▸ Exercise task
All of the entries must be reproduced exactly, with no images carried over.

Data records:
____
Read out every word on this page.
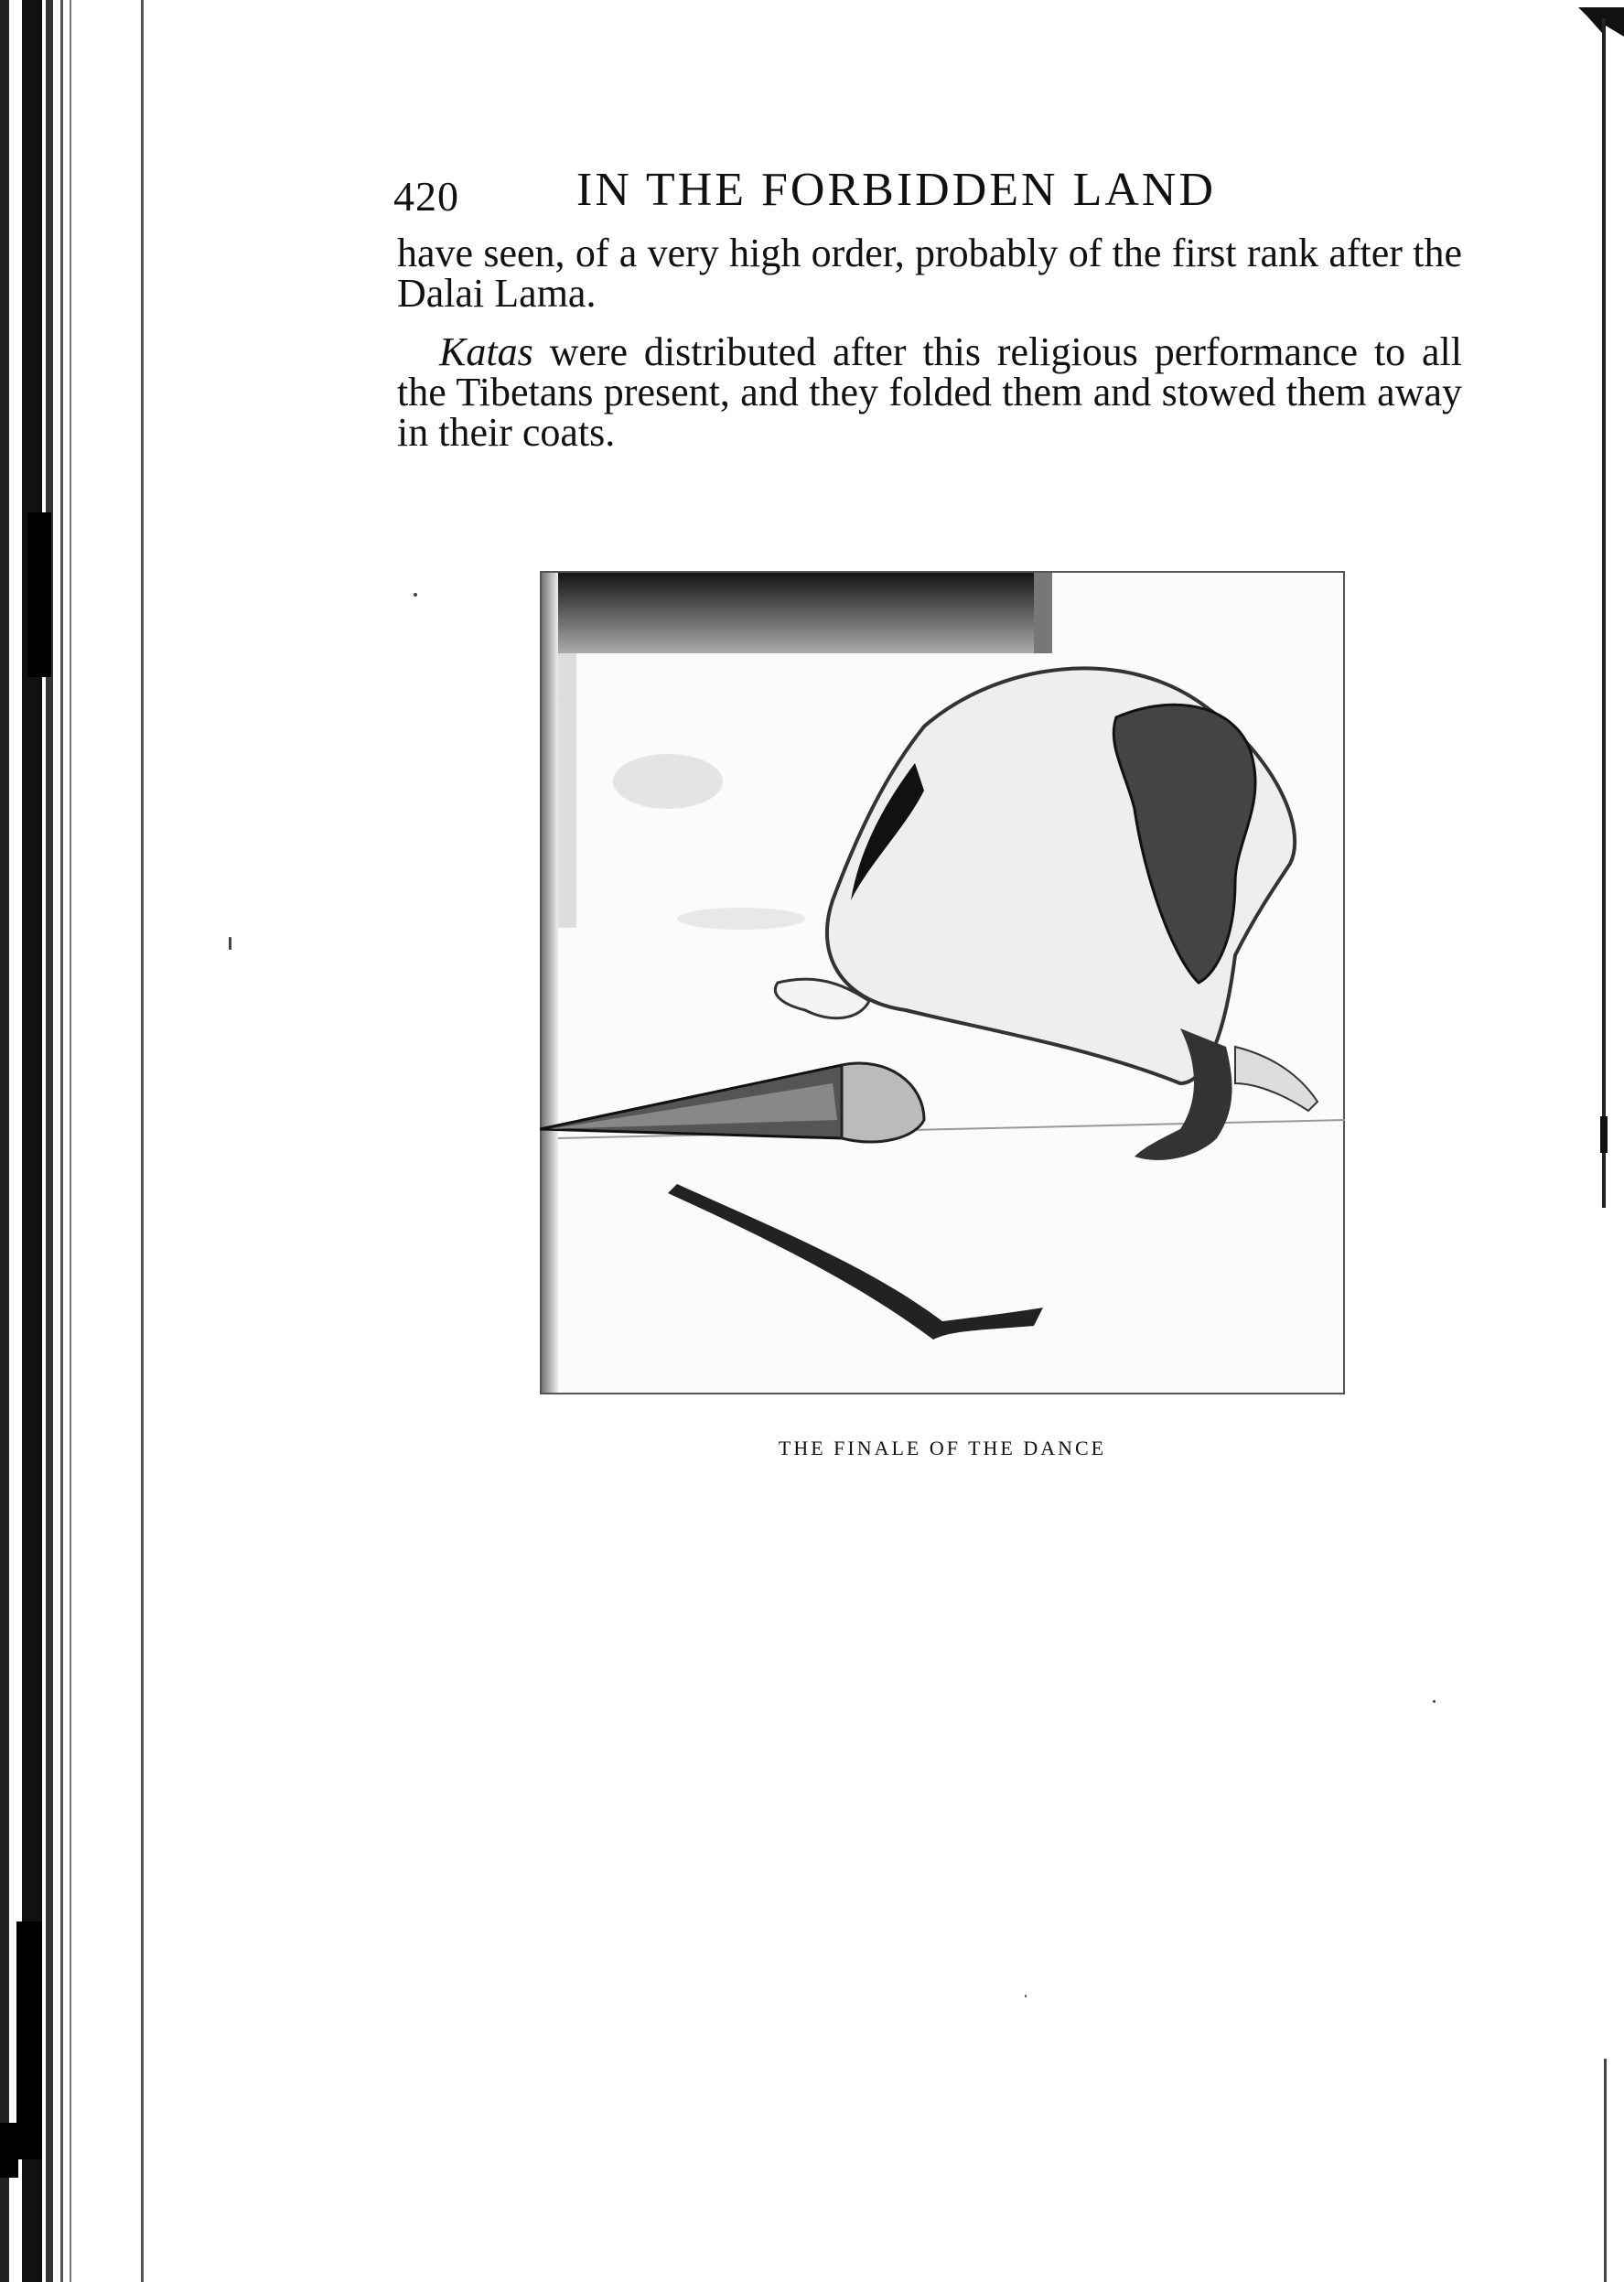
420 IN THE FORBIDDEN LAND

have seen, of a very high order, probably of the first rank after the Dalai Lama.

Katas were distributed after this religious performance to all the Tibetans present, and they folded them and stowed them away in their coats.

THE FINALE OF THE DANCE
____
▸ Correct result
Read out every word on this page.
420 IN THE FORBIDDEN LAND

have seen, of a very high order, probably of the first rank after the Dalai Lama.

Katas were distributed after this religious performance to all the Tibetans present, and they folded them and stowed them away in their coats.

THE FINALE OF THE DANCE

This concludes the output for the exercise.